● **YOUR OBJECTIVE**
Gather every line that includes the word "than", please.

● **Part of a data file**
::::::::::

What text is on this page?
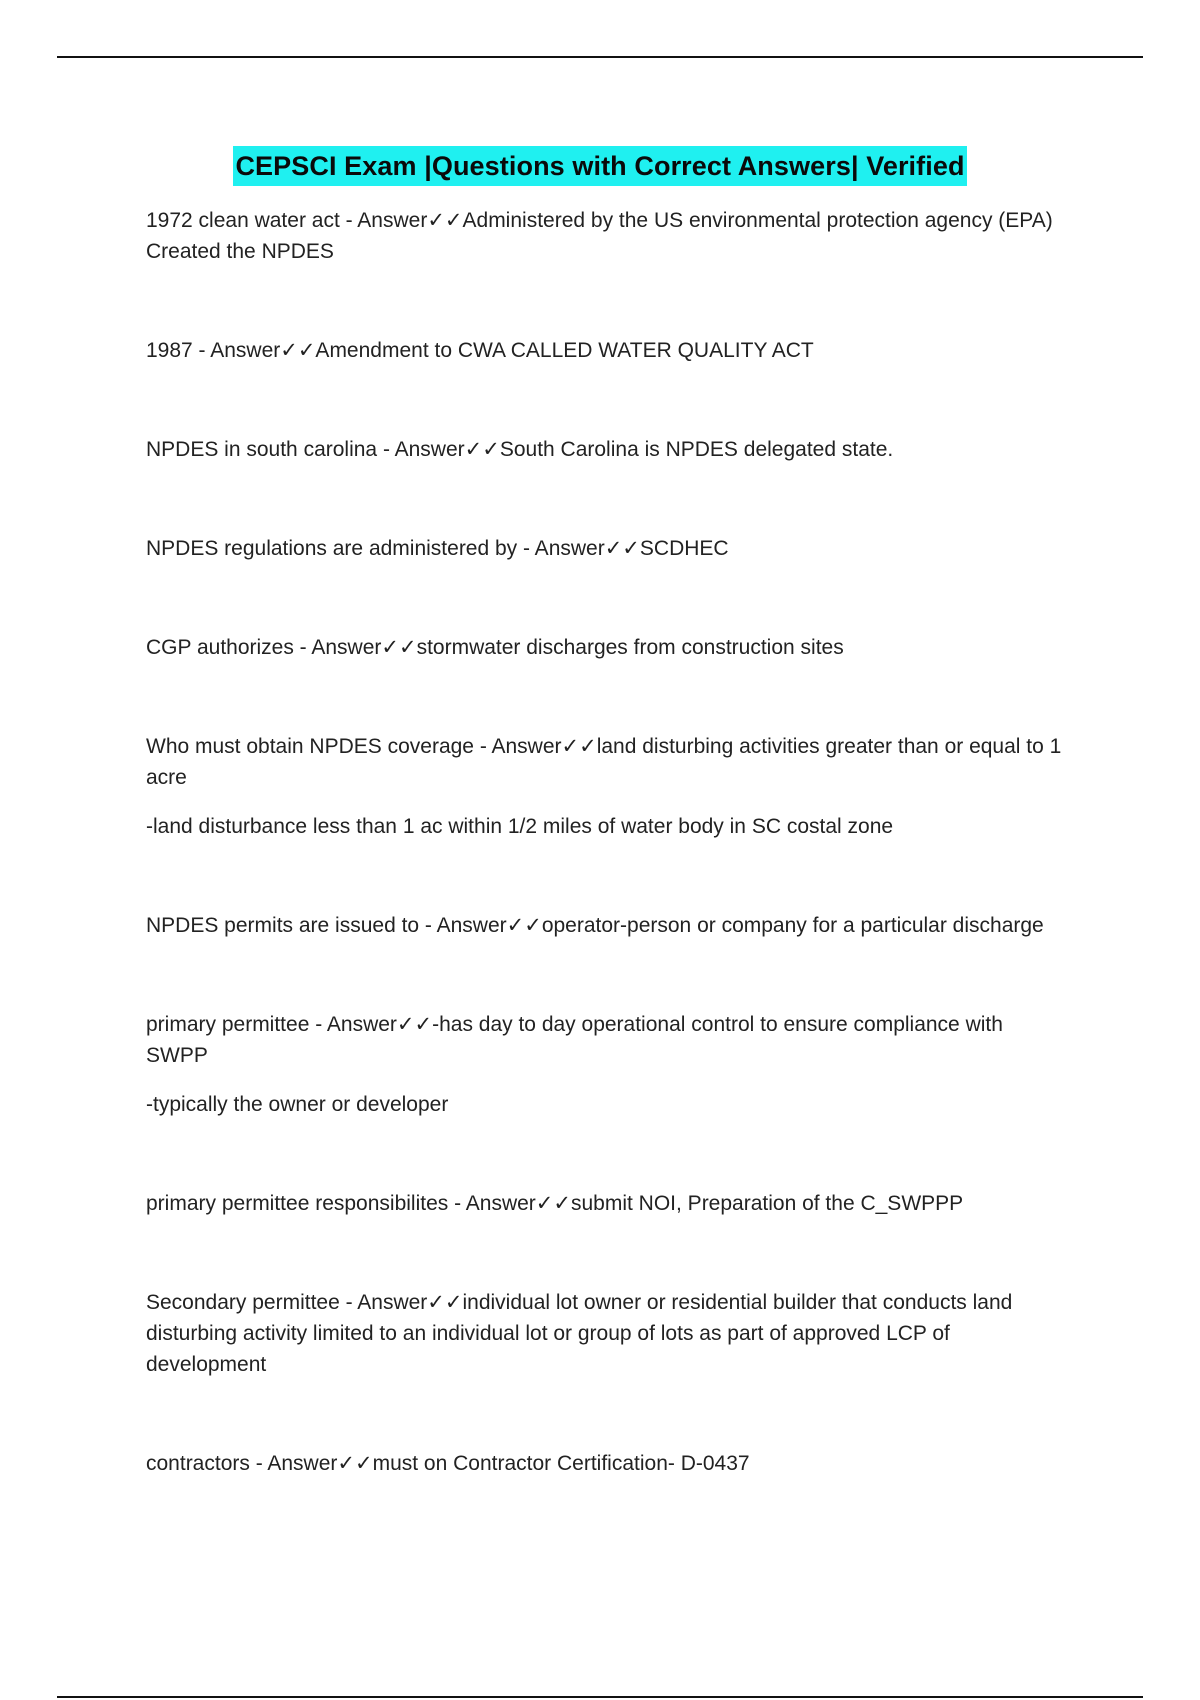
CEPSCI Exam |Questions with Correct Answers| Verified

1972 clean water act - Answer✓✓Administered by the US environmental protection agency (EPA) Created the NPDES

1987 - Answer✓✓Amendment to CWA CALLED WATER QUALITY ACT

NPDES in south carolina - Answer✓✓South Carolina is NPDES delegated state.

NPDES regulations are administered by - Answer✓✓SCDHEC

CGP authorizes - Answer✓✓stormwater discharges from construction sites

Who must obtain NPDES coverage - Answer✓✓land disturbing activities greater than or equal to 1 acre

-land disturbance less than 1 ac within 1/2 miles of water body in SC costal zone

NPDES permits are issued to - Answer✓✓operator-person or company for a particular discharge

primary permittee - Answer✓✓-has day to day operational control to ensure compliance with SWPP

-typically the owner or developer

primary permittee responsibilites - Answer✓✓submit NOI, Preparation of the C_SWPPP

Secondary permittee - Answer✓✓individual lot owner or residential builder that conducts land disturbing activity limited to an individual lot or group of lots as part of approved LCP of development

contractors - Answer✓✓must on Contractor Certification- D-0437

::::::::::

● **TASK SOLUTION**
Who must obtain NPDES coverage - Answer✓✓land disturbing activities greater than or equal to 1 acre
-land disturbance less than 1 ac within 1/2 miles of water body in SC costal zone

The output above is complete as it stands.